## Start Input rows
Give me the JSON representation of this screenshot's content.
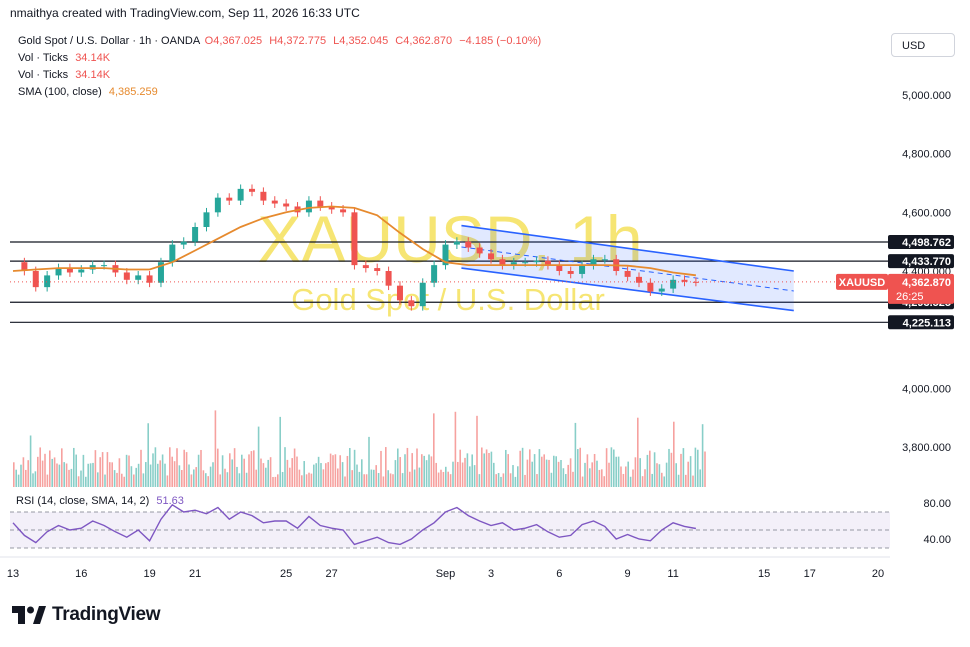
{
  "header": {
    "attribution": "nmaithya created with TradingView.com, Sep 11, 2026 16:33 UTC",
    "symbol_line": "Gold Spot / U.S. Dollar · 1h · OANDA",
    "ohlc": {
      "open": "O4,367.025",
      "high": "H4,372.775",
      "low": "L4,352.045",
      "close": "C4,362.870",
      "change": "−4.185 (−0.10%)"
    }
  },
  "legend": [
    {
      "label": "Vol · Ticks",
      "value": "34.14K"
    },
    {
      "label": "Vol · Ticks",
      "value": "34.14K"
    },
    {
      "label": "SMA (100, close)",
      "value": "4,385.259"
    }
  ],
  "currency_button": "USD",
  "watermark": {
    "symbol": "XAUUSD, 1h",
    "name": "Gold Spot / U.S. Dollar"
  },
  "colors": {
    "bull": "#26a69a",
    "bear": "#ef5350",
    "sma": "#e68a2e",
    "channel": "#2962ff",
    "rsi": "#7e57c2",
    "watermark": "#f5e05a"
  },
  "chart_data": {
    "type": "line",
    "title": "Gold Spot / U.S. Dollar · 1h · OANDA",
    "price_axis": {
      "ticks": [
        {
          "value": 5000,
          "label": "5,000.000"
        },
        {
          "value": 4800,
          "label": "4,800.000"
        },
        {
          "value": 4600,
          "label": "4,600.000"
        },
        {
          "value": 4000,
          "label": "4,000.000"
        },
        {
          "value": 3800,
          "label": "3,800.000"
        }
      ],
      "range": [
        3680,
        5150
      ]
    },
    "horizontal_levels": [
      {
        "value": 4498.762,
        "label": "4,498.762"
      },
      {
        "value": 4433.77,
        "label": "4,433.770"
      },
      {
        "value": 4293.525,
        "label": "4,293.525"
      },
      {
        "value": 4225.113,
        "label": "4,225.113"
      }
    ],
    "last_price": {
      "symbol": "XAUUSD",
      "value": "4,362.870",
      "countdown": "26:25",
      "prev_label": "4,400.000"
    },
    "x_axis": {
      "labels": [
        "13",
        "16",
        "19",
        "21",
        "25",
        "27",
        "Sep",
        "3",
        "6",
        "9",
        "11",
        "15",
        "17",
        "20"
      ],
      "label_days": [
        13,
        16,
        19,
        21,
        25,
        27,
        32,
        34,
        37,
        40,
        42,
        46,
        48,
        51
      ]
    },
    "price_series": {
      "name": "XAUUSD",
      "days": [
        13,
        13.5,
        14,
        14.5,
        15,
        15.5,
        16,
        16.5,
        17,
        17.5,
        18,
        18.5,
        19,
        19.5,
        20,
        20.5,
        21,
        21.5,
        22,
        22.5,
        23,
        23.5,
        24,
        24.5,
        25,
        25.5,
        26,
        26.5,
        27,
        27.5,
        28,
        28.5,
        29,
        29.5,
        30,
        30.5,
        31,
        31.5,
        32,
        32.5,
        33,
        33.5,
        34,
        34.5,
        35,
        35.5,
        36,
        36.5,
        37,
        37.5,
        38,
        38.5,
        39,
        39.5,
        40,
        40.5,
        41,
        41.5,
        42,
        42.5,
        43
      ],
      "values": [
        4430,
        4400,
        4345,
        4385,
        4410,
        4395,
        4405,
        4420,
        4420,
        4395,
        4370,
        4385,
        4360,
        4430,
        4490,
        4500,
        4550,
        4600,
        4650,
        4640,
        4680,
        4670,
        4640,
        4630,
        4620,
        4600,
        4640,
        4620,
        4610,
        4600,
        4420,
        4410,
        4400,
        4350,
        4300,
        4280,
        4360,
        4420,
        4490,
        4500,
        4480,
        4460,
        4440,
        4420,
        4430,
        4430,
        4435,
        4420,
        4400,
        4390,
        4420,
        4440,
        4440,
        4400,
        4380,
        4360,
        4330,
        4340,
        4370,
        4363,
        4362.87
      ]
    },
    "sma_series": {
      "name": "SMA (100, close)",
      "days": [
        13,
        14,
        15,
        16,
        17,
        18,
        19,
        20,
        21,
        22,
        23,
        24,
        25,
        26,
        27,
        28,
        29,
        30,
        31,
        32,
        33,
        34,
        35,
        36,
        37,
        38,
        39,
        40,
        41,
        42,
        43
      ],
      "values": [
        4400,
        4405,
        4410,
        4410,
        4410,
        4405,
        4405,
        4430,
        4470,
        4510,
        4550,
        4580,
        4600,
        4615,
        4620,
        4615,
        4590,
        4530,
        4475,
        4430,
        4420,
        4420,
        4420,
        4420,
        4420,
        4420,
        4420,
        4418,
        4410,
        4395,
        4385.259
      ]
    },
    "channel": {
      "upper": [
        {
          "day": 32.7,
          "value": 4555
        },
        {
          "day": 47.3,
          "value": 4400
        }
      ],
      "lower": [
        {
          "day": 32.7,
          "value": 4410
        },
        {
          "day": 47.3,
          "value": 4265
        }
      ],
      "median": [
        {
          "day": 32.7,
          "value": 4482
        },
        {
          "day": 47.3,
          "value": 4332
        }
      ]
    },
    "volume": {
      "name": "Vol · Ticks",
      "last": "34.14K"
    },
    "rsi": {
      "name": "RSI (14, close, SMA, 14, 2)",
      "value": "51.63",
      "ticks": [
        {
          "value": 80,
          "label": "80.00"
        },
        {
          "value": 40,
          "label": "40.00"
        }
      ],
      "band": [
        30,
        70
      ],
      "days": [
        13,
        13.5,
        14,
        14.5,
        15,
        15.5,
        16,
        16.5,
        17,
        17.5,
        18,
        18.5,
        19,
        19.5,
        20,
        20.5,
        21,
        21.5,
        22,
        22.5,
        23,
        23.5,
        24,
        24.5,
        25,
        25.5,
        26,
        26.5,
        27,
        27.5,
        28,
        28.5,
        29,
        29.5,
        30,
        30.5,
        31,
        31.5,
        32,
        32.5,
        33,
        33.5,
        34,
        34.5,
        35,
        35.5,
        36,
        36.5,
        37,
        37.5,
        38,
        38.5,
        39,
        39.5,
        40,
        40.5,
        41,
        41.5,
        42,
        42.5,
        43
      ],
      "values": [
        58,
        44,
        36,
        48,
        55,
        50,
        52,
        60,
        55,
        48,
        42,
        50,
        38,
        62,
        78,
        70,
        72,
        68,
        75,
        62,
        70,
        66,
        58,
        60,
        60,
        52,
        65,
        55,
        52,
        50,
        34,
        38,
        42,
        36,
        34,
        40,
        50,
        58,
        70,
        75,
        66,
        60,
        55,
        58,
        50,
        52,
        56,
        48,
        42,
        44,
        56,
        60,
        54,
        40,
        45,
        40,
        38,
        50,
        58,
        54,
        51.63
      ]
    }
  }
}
## End Input rows
## Start Input rows
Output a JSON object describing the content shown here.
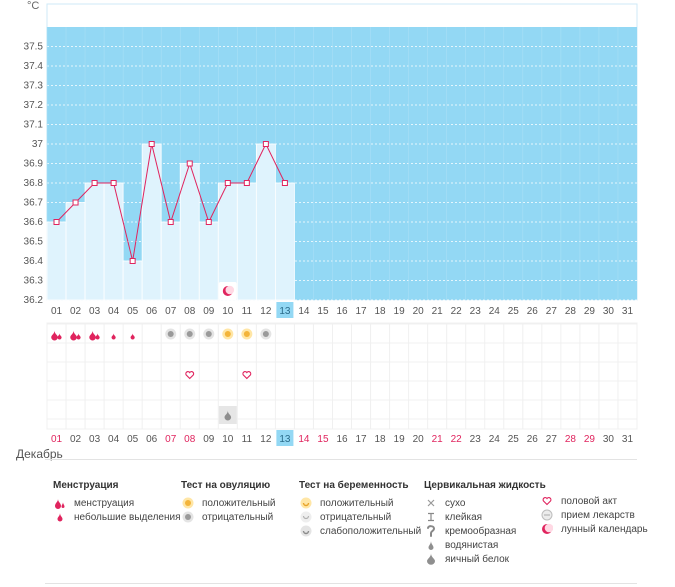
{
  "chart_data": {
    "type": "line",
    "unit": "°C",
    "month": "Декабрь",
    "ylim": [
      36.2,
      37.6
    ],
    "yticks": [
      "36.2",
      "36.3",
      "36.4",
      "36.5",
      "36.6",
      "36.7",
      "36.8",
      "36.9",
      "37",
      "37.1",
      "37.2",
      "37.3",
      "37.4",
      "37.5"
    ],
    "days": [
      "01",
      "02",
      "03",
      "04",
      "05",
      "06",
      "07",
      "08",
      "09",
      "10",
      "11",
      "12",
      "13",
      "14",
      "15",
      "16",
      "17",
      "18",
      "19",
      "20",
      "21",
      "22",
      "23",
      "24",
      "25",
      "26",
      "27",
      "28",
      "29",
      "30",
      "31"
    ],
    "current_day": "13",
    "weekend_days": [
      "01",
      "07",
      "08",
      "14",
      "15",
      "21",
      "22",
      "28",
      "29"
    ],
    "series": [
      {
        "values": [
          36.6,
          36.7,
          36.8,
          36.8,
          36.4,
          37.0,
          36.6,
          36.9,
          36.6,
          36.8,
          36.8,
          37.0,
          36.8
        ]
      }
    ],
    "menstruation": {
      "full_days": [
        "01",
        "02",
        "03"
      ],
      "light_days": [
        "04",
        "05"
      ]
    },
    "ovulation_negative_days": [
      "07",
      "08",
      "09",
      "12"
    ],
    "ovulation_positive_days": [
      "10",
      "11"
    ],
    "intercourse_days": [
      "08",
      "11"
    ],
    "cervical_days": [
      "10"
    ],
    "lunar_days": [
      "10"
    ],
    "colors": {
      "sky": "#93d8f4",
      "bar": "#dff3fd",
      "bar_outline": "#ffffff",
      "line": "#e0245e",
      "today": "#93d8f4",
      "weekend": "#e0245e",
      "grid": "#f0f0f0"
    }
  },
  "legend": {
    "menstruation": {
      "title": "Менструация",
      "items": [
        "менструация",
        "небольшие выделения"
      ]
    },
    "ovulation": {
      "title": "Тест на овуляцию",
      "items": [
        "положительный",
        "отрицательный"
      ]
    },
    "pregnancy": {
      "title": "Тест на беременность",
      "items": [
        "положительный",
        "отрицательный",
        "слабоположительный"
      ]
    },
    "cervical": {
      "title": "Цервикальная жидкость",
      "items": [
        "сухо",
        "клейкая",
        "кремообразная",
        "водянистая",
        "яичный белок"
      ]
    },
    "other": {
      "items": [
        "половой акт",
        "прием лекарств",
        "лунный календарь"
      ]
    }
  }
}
## End Input rows
● Brief
Say how many lines in this listing hold the string "XAUUSD", giving the count and nothing more.

● Written reply
3